# Quoted passage
▶

Purpose of the Study:

  • To elucidate the molecular mechanisms underlying colorectal carcinogenesis.
  • To compare the signaling pathway alterations associated with different CRC molecular phenotypes.
  • To understand how genetic heterogeneity leads to common downstream effects in CRC.

Main Methods:

  • Analysis of genetic alterations in CRC tumors, including allelic losses and gene mutations (e.g., TP53, APC, SMAD2, SMAD4, BRAF).
  • Investigation of mismatch repair (MMR) deficiency and its consequences in MSI tumors.
  • Examination of gene promoter hypermethylation patterns.
  • Comparative analysis of signaling pathway activation (Wnt, TGFβ, RAS-MAPK, p53) across different CRC phenotypes.

Main Results:

  • CIN phenotype (80% of sporadic CRC) is linked to allelic losses and mutations in key genes.
  • MSI phenotype (12-15% of CRC) results from MMR deficiency, causing mutations in cell cycle and apoptosis genes.
  • Convergent alterations in Wnt, TGFβ, RAS-MAPK, and p53 pathways are observed across CIN and MSI phenotypes, despite distinct initiating events.

◀

# Dataset records

▶

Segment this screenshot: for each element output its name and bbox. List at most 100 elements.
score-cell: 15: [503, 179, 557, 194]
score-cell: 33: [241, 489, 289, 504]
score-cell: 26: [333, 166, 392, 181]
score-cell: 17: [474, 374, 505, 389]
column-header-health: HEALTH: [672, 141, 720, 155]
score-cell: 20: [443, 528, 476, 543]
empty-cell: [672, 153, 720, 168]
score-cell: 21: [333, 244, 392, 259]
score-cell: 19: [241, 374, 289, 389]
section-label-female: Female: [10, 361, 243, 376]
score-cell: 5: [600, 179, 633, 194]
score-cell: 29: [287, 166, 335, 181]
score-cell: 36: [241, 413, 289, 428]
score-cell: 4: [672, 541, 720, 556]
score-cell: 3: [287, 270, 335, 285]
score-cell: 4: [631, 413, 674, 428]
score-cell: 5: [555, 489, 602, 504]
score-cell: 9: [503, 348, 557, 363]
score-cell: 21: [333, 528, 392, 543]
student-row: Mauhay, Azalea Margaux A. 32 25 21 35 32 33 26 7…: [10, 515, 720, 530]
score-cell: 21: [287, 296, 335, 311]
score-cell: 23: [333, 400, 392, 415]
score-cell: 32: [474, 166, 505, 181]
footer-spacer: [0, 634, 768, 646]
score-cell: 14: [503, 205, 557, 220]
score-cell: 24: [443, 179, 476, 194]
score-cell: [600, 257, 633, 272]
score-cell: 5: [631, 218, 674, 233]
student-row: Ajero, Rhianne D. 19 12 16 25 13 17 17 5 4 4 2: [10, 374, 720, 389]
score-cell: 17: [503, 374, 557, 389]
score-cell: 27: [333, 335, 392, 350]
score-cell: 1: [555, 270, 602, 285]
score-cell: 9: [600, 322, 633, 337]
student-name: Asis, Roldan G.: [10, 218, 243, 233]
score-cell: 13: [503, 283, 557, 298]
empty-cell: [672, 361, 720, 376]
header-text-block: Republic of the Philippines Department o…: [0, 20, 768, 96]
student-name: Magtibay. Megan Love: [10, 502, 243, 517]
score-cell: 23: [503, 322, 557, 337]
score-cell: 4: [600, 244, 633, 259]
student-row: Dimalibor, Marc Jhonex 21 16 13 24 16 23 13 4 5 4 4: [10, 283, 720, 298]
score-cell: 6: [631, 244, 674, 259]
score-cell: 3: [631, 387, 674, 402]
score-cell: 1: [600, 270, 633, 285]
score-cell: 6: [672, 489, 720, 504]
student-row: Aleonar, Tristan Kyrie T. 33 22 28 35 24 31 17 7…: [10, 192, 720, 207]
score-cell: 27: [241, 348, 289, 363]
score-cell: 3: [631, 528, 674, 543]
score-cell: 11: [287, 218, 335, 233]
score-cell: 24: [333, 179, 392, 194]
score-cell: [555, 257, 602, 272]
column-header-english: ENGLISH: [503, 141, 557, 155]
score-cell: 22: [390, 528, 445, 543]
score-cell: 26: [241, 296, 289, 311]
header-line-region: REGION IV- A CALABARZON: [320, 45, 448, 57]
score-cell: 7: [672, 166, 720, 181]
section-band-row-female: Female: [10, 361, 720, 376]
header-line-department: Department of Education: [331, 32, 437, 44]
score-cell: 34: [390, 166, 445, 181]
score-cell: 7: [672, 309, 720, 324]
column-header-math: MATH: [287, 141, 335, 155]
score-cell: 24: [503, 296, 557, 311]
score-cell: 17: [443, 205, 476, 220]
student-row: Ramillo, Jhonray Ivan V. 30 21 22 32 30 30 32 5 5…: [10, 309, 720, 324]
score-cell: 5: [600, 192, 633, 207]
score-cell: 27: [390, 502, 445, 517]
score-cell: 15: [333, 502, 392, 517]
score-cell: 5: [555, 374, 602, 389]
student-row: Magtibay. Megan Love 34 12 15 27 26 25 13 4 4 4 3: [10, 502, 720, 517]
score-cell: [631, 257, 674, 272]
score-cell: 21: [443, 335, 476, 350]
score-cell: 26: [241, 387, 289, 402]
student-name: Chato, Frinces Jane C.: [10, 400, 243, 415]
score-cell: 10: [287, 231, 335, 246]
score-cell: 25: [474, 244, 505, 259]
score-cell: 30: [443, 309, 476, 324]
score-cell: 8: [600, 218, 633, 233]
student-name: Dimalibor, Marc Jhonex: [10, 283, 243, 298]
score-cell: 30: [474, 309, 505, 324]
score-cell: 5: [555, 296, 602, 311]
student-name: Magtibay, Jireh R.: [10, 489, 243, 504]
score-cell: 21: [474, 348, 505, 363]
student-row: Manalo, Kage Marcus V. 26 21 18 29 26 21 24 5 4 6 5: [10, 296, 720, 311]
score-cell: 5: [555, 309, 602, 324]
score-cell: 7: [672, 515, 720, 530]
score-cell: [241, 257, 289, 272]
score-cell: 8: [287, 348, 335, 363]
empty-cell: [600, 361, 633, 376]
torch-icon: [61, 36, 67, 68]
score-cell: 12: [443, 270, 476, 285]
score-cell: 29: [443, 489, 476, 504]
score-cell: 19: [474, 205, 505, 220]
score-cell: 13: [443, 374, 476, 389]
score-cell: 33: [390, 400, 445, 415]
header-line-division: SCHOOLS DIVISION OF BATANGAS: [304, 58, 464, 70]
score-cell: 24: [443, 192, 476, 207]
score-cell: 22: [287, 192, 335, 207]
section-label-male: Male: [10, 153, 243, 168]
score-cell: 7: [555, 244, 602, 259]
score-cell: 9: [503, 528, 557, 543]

◀

# What this exercise asks
• a. Translate this sentence from the colorectal cancer summary into Spanish: "CIN phenotype (80% of sporadic CRC) is linked to allelic losses and mutations in key genes."
• b. Please write out the part of the colorectal cancer summary between "Purpose of the" and "different CRC phenotypes.", inclusive, with no changes.

# Solutions for each task
• a. El fenotipo CIN (80 % del CCR esporádico) está asociado a pérdidas alélicas y mutaciones en genes clave.

• b.
Purpose of the Study:

  • To elucidate the molecular mechanisms underlying colorectal carcinogenesis.
  • To compare the signaling pathway alterations associated with different CRC molecular phenotypes.
  • To understand how genetic heterogeneity leads to common downstream effects in CRC.

Main Methods:

  • Analysis of genetic alterations in CRC tumors, including allelic losses and gene mutations (e.g., TP53, APC, SMAD2, SMAD4, BRAF).
  • Investigation of mismatch repair (MMR) deficiency and its consequences in MSI tumors.
  • Examination of gene promoter hypermethylation patterns.
  • Comparative analysis of signaling pathway activation (Wnt, TGFβ, RAS-MAPK, p53) across different CRC phenotypes.